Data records

········

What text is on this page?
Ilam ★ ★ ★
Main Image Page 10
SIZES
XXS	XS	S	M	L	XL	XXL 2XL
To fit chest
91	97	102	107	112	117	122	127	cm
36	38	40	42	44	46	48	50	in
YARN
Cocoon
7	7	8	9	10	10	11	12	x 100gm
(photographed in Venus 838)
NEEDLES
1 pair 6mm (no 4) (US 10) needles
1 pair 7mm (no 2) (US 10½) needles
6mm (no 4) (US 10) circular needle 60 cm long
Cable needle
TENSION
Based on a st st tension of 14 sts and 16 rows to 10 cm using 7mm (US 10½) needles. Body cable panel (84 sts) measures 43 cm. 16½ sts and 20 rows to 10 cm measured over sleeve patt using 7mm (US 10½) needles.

········

- What is required
Check each line of the records for "pair" and copy the ones that contain it.

- Exercise solution
1 pair 6mm (no 4) (US 10) needles
1 pair 7mm (no 2) (US 10½) needles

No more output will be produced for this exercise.